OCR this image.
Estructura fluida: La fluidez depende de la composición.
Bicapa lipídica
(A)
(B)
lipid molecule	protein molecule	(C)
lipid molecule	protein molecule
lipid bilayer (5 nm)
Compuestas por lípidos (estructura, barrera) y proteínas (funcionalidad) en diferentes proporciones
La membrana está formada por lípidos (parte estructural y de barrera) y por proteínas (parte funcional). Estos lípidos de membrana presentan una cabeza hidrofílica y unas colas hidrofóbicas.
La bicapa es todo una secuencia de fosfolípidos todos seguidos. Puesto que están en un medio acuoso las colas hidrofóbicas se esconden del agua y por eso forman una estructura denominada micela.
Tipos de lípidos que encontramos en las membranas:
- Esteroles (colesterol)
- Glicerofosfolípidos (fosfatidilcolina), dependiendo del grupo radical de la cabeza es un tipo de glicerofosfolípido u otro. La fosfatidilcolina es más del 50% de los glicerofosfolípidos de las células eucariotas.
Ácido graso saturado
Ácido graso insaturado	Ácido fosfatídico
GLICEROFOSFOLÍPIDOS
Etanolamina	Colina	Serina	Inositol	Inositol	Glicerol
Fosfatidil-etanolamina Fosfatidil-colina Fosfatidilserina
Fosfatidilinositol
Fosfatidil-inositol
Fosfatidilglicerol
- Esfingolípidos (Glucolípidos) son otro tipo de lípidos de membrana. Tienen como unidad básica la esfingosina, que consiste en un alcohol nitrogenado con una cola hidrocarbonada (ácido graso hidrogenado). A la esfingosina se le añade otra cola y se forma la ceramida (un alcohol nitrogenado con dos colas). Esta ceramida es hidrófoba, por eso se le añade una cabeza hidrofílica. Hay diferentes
□ □ □ □ □
**Description of the task:**
Give every entry back unchanged. Leave none out.

**Answer to this task:**
OCR this image.
Estructura fluida: La fluidez depende de la composición.
Bicapa lipídica
(A)
(B)
lipid molecule	protein molecule	(C)
lipid molecule	protein molecule
lipid bilayer (5 nm)
Compuestas por lípidos (estructura, barrera) y proteínas (funcionalidad) en diferentes proporciones
La membrana está formada por lípidos (parte estructural y de barrera) y por proteínas (parte funcional). Estos lípidos de membrana presentan una cabeza hidrofílica y unas colas hidrofóbicas.
La bicapa es todo una secuencia de fosfolípidos todos seguidos. Puesto que están en un medio acuoso las colas hidrofóbicas se esconden del agua y por eso forman una estructura denominada micela.
Tipos de lípidos que encontramos en las membranas:
- Esteroles (colesterol)
- Glicerofosfolípidos (fosfatidilcolina), dependiendo del grupo radical de la cabeza es un tipo de glicerofosfolípido u otro. La fosfatidilcolina es más del 50% de los glicerofosfolípidos de las células eucariotas.
Ácido graso saturado
Ácido graso insaturado	Ácido fosfatídico
GLICEROFOSFOLÍPIDOS
Etanolamina	Colina	Serina	Inositol	Inositol	Glicerol
Fosfatidil-etanolamina Fosfatidil-colina Fosfatidilserina
Fosfatidilinositol
Fosfatidil-inositol
Fosfatidilglicerol
- Esfingolípidos (Glucolípidos) son otro tipo de lípidos de membrana. Tienen como unidad básica la esfingosina, que consiste en un alcohol nitrogenado con una cola hidrocarbonada (ácido graso hidrogenado). A la esfingosina se le añade otra cola y se forma la ceramida (un alcohol nitrogenado con dos colas). Esta ceramida es hidrófoba, por eso se le añade una cabeza hidrofílica. Hay diferentes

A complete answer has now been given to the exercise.